>> Begin PROVIDED INFORMATION

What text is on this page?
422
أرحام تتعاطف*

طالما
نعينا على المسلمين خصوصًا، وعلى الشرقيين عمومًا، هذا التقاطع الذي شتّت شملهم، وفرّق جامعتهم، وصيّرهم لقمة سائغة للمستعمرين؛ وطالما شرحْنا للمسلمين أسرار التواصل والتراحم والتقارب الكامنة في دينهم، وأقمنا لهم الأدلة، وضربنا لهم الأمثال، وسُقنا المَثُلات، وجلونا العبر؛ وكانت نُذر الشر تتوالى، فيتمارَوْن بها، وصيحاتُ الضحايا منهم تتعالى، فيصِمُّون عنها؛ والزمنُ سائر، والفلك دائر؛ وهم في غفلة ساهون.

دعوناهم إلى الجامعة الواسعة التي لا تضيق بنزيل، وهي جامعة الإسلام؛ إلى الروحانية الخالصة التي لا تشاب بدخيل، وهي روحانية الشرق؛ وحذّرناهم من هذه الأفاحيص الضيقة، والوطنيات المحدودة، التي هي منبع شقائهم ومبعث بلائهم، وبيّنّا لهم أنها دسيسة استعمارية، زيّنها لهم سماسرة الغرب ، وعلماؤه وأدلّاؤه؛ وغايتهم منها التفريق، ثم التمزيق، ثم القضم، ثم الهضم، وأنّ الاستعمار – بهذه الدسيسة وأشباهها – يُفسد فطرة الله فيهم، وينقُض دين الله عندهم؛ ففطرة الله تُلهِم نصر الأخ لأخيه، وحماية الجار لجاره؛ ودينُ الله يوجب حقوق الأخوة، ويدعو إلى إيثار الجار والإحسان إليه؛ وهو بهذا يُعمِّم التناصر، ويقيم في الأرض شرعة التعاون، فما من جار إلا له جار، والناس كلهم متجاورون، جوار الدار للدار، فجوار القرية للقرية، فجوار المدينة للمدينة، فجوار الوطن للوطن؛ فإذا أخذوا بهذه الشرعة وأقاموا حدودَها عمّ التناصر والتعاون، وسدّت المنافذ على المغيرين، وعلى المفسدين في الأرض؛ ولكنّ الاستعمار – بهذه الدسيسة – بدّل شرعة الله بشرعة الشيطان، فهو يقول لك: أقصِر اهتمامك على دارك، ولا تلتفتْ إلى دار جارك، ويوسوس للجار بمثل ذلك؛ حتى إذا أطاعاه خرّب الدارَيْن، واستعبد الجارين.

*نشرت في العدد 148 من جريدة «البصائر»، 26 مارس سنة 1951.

>> End PROVIDED INFORMATION

◆ TASK DETAILS
Copy all of the data. Keep every word exactly as it is.

◆ CORRECT RESPONSE
What text is on this page?
422
أرحام تتعاطف*

طالما
نعينا على المسلمين خصوصًا، وعلى الشرقيين عمومًا، هذا التقاطع الذي شتّت شملهم، وفرّق جامعتهم، وصيّرهم لقمة سائغة للمستعمرين؛ وطالما شرحْنا للمسلمين أسرار التواصل والتراحم والتقارب الكامنة في دينهم، وأقمنا لهم الأدلة، وضربنا لهم الأمثال، وسُقنا المَثُلات، وجلونا العبر؛ وكانت نُذر الشر تتوالى، فيتمارَوْن بها، وصيحاتُ الضحايا منهم تتعالى، فيصِمُّون عنها؛ والزمنُ سائر، والفلك دائر؛ وهم في غفلة ساهون.

دعوناهم إلى الجامعة الواسعة التي لا تضيق بنزيل، وهي جامعة الإسلام؛ إلى الروحانية الخالصة التي لا تشاب بدخيل، وهي روحانية الشرق؛ وحذّرناهم من هذه الأفاحيص الضيقة، والوطنيات المحدودة، التي هي منبع شقائهم ومبعث بلائهم، وبيّنّا لهم أنها دسيسة استعمارية، زيّنها لهم سماسرة الغرب ، وعلماؤه وأدلّاؤه؛ وغايتهم منها التفريق، ثم التمزيق، ثم القضم، ثم الهضم، وأنّ الاستعمار – بهذه الدسيسة وأشباهها – يُفسد فطرة الله فيهم، وينقُض دين الله عندهم؛ ففطرة الله تُلهِم نصر الأخ لأخيه، وحماية الجار لجاره؛ ودينُ الله يوجب حقوق الأخوة، ويدعو إلى إيثار الجار والإحسان إليه؛ وهو بهذا يُعمِّم التناصر، ويقيم في الأرض شرعة التعاون، فما من جار إلا له جار، والناس كلهم متجاورون، جوار الدار للدار، فجوار القرية للقرية، فجوار المدينة للمدينة، فجوار الوطن للوطن؛ فإذا أخذوا بهذه الشرعة وأقاموا حدودَها عمّ التناصر والتعاون، وسدّت المنافذ على المغيرين، وعلى المفسدين في الأرض؛ ولكنّ الاستعمار – بهذه الدسيسة – بدّل شرعة الله بشرعة الشيطان، فهو يقول لك: أقصِر اهتمامك على دارك، ولا تلتفتْ إلى دار جارك، ويوسوس للجار بمثل ذلك؛ حتى إذا أطاعاه خرّب الدارَيْن، واستعبد الجارين.

*نشرت في العدد 148 من جريدة «البصائر»، 26 مارس سنة 1951.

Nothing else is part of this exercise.